> [What the task requires]: Return each line holding the string "amplitude".

* * * * *

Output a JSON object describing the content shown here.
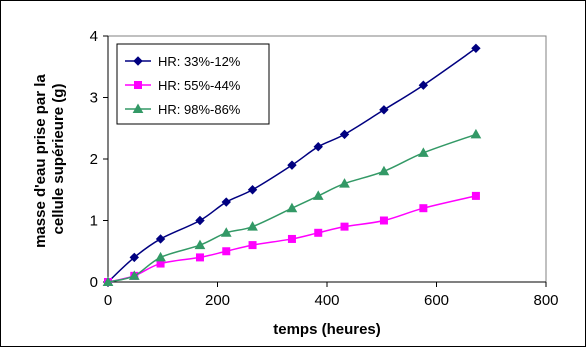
{
  "chart_data": {
    "type": "line",
    "title": "",
    "xlabel": "temps (heures)",
    "ylabel_lines": [
      "masse d'eau prise par la",
      "cellule supérieure (g)"
    ],
    "xlim": [
      0,
      800
    ],
    "ylim": [
      0,
      4
    ],
    "xticks": [
      "0",
      "200",
      "400",
      "600",
      "800"
    ],
    "yticks": [
      "0",
      "1",
      "2",
      "3",
      "4"
    ],
    "legend_position": "top-left",
    "grid": false,
    "series": [
      {
        "name": "HR: 33%-12%",
        "color": "#000080",
        "marker": "diamond",
        "x": [
          0,
          48,
          96,
          168,
          216,
          264,
          336,
          384,
          432,
          504,
          576,
          672
        ],
        "y": [
          0,
          0.4,
          0.7,
          1.0,
          1.3,
          1.5,
          1.9,
          2.2,
          2.4,
          2.8,
          3.2,
          3.8
        ]
      },
      {
        "name": "HR: 55%-44%",
        "color": "#ff00ff",
        "marker": "square",
        "x": [
          0,
          48,
          96,
          168,
          216,
          264,
          336,
          384,
          432,
          504,
          576,
          672
        ],
        "y": [
          0,
          0.1,
          0.3,
          0.4,
          0.5,
          0.6,
          0.7,
          0.8,
          0.9,
          1.0,
          1.2,
          1.4
        ]
      },
      {
        "name": "HR: 98%-86%",
        "color": "#339966",
        "marker": "triangle",
        "x": [
          0,
          48,
          96,
          168,
          216,
          264,
          336,
          384,
          432,
          504,
          576,
          672
        ],
        "y": [
          0,
          0.1,
          0.4,
          0.6,
          0.8,
          0.9,
          1.2,
          1.4,
          1.6,
          1.8,
          2.1,
          2.4
        ]
      }
    ]
  }
}
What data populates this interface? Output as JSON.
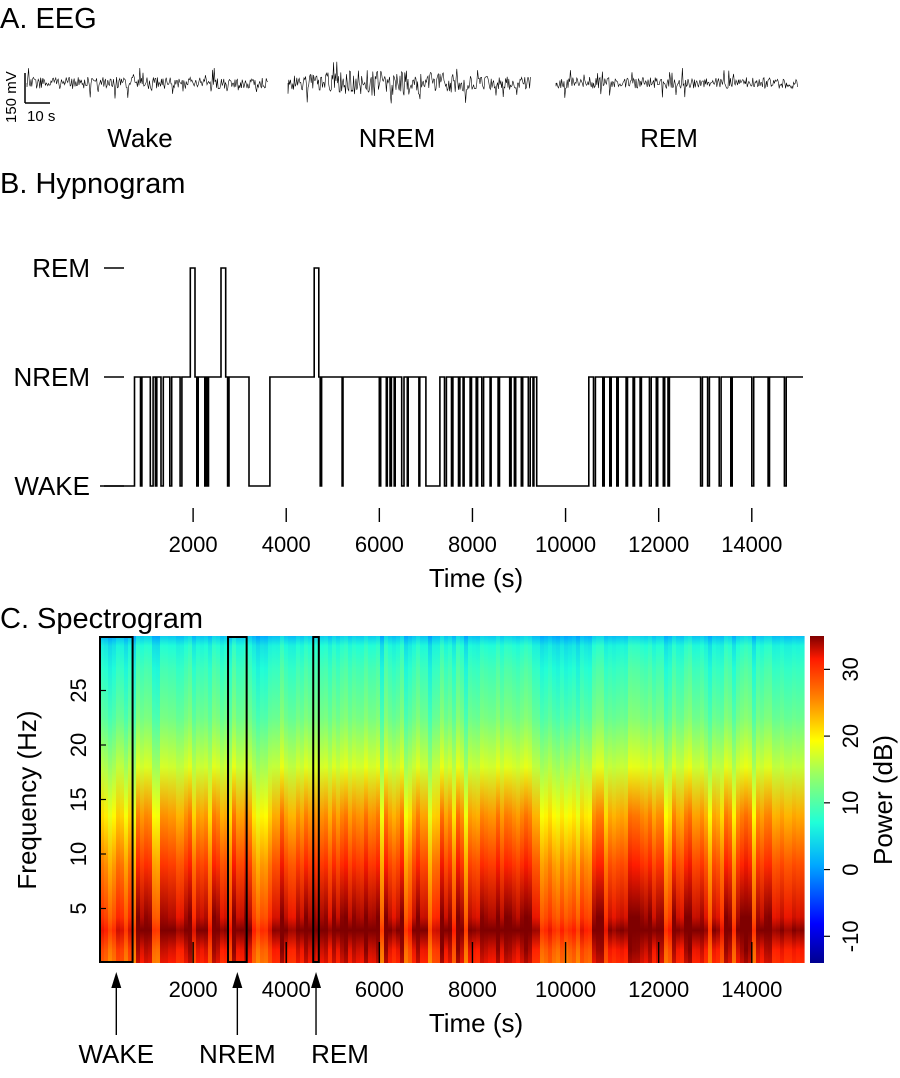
{
  "chart_data": [
    {
      "type": "line",
      "title": "A. EEG",
      "panels": [
        {
          "label": "Wake",
          "amplitude": 0.55
        },
        {
          "label": "NREM",
          "amplitude": 1.0
        },
        {
          "label": "REM",
          "amplitude": 0.5
        }
      ],
      "scalebar": {
        "voltage": "150 mV",
        "time": "10 s"
      }
    },
    {
      "type": "line",
      "title": "B. Hypnogram",
      "xlabel": "Time (s)",
      "xlim": [
        0,
        15100
      ],
      "xticks": [
        2000,
        4000,
        6000,
        8000,
        10000,
        12000,
        14000
      ],
      "states": [
        "WAKE",
        "NREM",
        "REM"
      ],
      "transitions": [
        [
          700,
          0
        ],
        [
          740,
          1
        ],
        [
          870,
          0
        ],
        [
          900,
          1
        ],
        [
          1080,
          0
        ],
        [
          1140,
          1
        ],
        [
          1190,
          0
        ],
        [
          1220,
          1
        ],
        [
          1310,
          0
        ],
        [
          1360,
          1
        ],
        [
          1500,
          0
        ],
        [
          1540,
          1
        ],
        [
          1720,
          0
        ],
        [
          1760,
          1
        ],
        [
          1940,
          2
        ],
        [
          2040,
          1
        ],
        [
          2080,
          0
        ],
        [
          2110,
          1
        ],
        [
          2250,
          0
        ],
        [
          2280,
          1
        ],
        [
          2300,
          0
        ],
        [
          2330,
          1
        ],
        [
          2600,
          2
        ],
        [
          2700,
          1
        ],
        [
          2740,
          0
        ],
        [
          2770,
          1
        ],
        [
          3200,
          0
        ],
        [
          3650,
          1
        ],
        [
          4600,
          2
        ],
        [
          4700,
          1
        ],
        [
          4730,
          0
        ],
        [
          4760,
          1
        ],
        [
          5200,
          0
        ],
        [
          5220,
          1
        ],
        [
          6000,
          0
        ],
        [
          6030,
          1
        ],
        [
          6150,
          0
        ],
        [
          6170,
          1
        ],
        [
          6230,
          0
        ],
        [
          6260,
          1
        ],
        [
          6320,
          0
        ],
        [
          6340,
          1
        ],
        [
          6480,
          0
        ],
        [
          6530,
          1
        ],
        [
          6600,
          0
        ],
        [
          6620,
          1
        ],
        [
          6850,
          0
        ],
        [
          6870,
          1
        ],
        [
          7000,
          0
        ],
        [
          7300,
          1
        ],
        [
          7400,
          0
        ],
        [
          7440,
          1
        ],
        [
          7550,
          0
        ],
        [
          7580,
          1
        ],
        [
          7700,
          0
        ],
        [
          7730,
          1
        ],
        [
          7800,
          0
        ],
        [
          7820,
          1
        ],
        [
          7950,
          0
        ],
        [
          7980,
          1
        ],
        [
          8080,
          0
        ],
        [
          8110,
          1
        ],
        [
          8200,
          0
        ],
        [
          8240,
          1
        ],
        [
          8380,
          0
        ],
        [
          8400,
          1
        ],
        [
          8550,
          0
        ],
        [
          8580,
          1
        ],
        [
          8800,
          0
        ],
        [
          8830,
          1
        ],
        [
          8900,
          0
        ],
        [
          8930,
          1
        ],
        [
          9050,
          0
        ],
        [
          9080,
          1
        ],
        [
          9200,
          0
        ],
        [
          9240,
          1
        ],
        [
          9300,
          0
        ],
        [
          9320,
          1
        ],
        [
          9380,
          0
        ],
        [
          10500,
          1
        ],
        [
          10600,
          0
        ],
        [
          10640,
          1
        ],
        [
          10800,
          0
        ],
        [
          10830,
          1
        ],
        [
          10950,
          0
        ],
        [
          10980,
          1
        ],
        [
          11100,
          0
        ],
        [
          11130,
          1
        ],
        [
          11300,
          0
        ],
        [
          11330,
          1
        ],
        [
          11450,
          0
        ],
        [
          11480,
          1
        ],
        [
          11600,
          0
        ],
        [
          11630,
          1
        ],
        [
          11800,
          0
        ],
        [
          11840,
          1
        ],
        [
          11950,
          0
        ],
        [
          11980,
          1
        ],
        [
          12100,
          0
        ],
        [
          12130,
          1
        ],
        [
          12200,
          0
        ],
        [
          12230,
          1
        ],
        [
          12900,
          0
        ],
        [
          12940,
          1
        ],
        [
          13050,
          0
        ],
        [
          13090,
          1
        ],
        [
          13300,
          0
        ],
        [
          13340,
          1
        ],
        [
          13550,
          0
        ],
        [
          13580,
          1
        ],
        [
          14000,
          0
        ],
        [
          14040,
          1
        ],
        [
          14350,
          0
        ],
        [
          14380,
          1
        ],
        [
          14700,
          0
        ],
        [
          14740,
          1
        ]
      ],
      "start_state": 0,
      "start_time": 0
    },
    {
      "type": "heatmap",
      "title": "C. Spectrogram",
      "xlabel": "Time (s)",
      "ylabel": "Frequency (Hz)",
      "xlim": [
        0,
        15100
      ],
      "ylim": [
        0,
        30
      ],
      "xticks": [
        2000,
        4000,
        6000,
        8000,
        10000,
        12000,
        14000
      ],
      "yticks": [
        5,
        10,
        15,
        20,
        25
      ],
      "colorbar": {
        "label": "Power (dB)",
        "min": -14,
        "max": 35,
        "ticks": [
          -10,
          0,
          10,
          20,
          30
        ]
      },
      "highlight_boxes": [
        {
          "label": "WAKE",
          "x_start": 0,
          "x_end": 700
        },
        {
          "label": "NREM",
          "x_start": 2750,
          "x_end": 3150
        },
        {
          "label": "REM",
          "x_start": 4580,
          "x_end": 4700
        }
      ]
    }
  ]
}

* * * * *

> [Answer for the task]:
          "amplitude": 0.55
          "amplitude": 1.0
          "amplitude": 0.5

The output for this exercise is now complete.